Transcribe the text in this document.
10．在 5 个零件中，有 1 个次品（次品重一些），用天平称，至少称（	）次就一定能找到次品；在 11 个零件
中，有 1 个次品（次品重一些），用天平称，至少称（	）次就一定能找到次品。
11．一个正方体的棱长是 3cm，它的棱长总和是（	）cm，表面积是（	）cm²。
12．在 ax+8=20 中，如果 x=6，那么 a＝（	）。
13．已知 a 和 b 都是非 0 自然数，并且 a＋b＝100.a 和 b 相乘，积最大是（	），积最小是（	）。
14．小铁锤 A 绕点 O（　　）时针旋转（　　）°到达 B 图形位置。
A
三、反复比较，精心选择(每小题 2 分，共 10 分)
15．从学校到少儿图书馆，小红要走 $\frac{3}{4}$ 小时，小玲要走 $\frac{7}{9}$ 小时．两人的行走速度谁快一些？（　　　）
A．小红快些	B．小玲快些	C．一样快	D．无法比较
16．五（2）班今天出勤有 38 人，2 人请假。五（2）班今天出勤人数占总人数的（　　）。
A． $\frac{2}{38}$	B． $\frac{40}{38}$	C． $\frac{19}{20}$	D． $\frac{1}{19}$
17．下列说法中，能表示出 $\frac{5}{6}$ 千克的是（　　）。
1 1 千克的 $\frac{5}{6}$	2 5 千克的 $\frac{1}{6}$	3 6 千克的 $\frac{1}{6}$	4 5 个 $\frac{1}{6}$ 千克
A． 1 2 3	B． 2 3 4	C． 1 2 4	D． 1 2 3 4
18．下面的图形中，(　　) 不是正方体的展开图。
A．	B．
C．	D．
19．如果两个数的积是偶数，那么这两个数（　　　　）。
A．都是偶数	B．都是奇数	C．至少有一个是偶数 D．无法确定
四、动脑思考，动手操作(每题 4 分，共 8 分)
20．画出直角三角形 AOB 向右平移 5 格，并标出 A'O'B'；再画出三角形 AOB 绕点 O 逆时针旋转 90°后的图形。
--
§ Given instruction: Copy out all the entries shown above, character for character.

§ Output of the exercise:
Transcribe the text in this document.
10．在 5 个零件中，有 1 个次品（次品重一些），用天平称，至少称（	）次就一定能找到次品；在 11 个零件
中，有 1 个次品（次品重一些），用天平称，至少称（	）次就一定能找到次品。
11．一个正方体的棱长是 3cm，它的棱长总和是（	）cm，表面积是（	）cm²。
12．在 ax+8=20 中，如果 x=6，那么 a＝（	）。
13．已知 a 和 b 都是非 0 自然数，并且 a＋b＝100.a 和 b 相乘，积最大是（	），积最小是（	）。
14．小铁锤 A 绕点 O（　　）时针旋转（　　）°到达 B 图形位置。
A
三、反复比较，精心选择(每小题 2 分，共 10 分)
15．从学校到少儿图书馆，小红要走 $\frac{3}{4}$ 小时，小玲要走 $\frac{7}{9}$ 小时．两人的行走速度谁快一些？（　　　）
A．小红快些	B．小玲快些	C．一样快	D．无法比较
16．五（2）班今天出勤有 38 人，2 人请假。五（2）班今天出勤人数占总人数的（　　）。
A． $\frac{2}{38}$	B． $\frac{40}{38}$	C． $\frac{19}{20}$	D． $\frac{1}{19}$
17．下列说法中，能表示出 $\frac{5}{6}$ 千克的是（　　）。
1 1 千克的 $\frac{5}{6}$	2 5 千克的 $\frac{1}{6}$	3 6 千克的 $\frac{1}{6}$	4 5 个 $\frac{1}{6}$ 千克
A． 1 2 3	B． 2 3 4	C． 1 2 4	D． 1 2 3 4
18．下面的图形中，(　　) 不是正方体的展开图。
A．	B．
C．	D．
19．如果两个数的积是偶数，那么这两个数（　　　　）。
A．都是偶数	B．都是奇数	C．至少有一个是偶数 D．无法确定
四、动脑思考，动手操作(每题 4 分，共 8 分)
20．画出直角三角形 AOB 向右平移 5 格，并标出 A'O'B'；再画出三角形 AOB 绕点 O 逆时针旋转 90°后的图形。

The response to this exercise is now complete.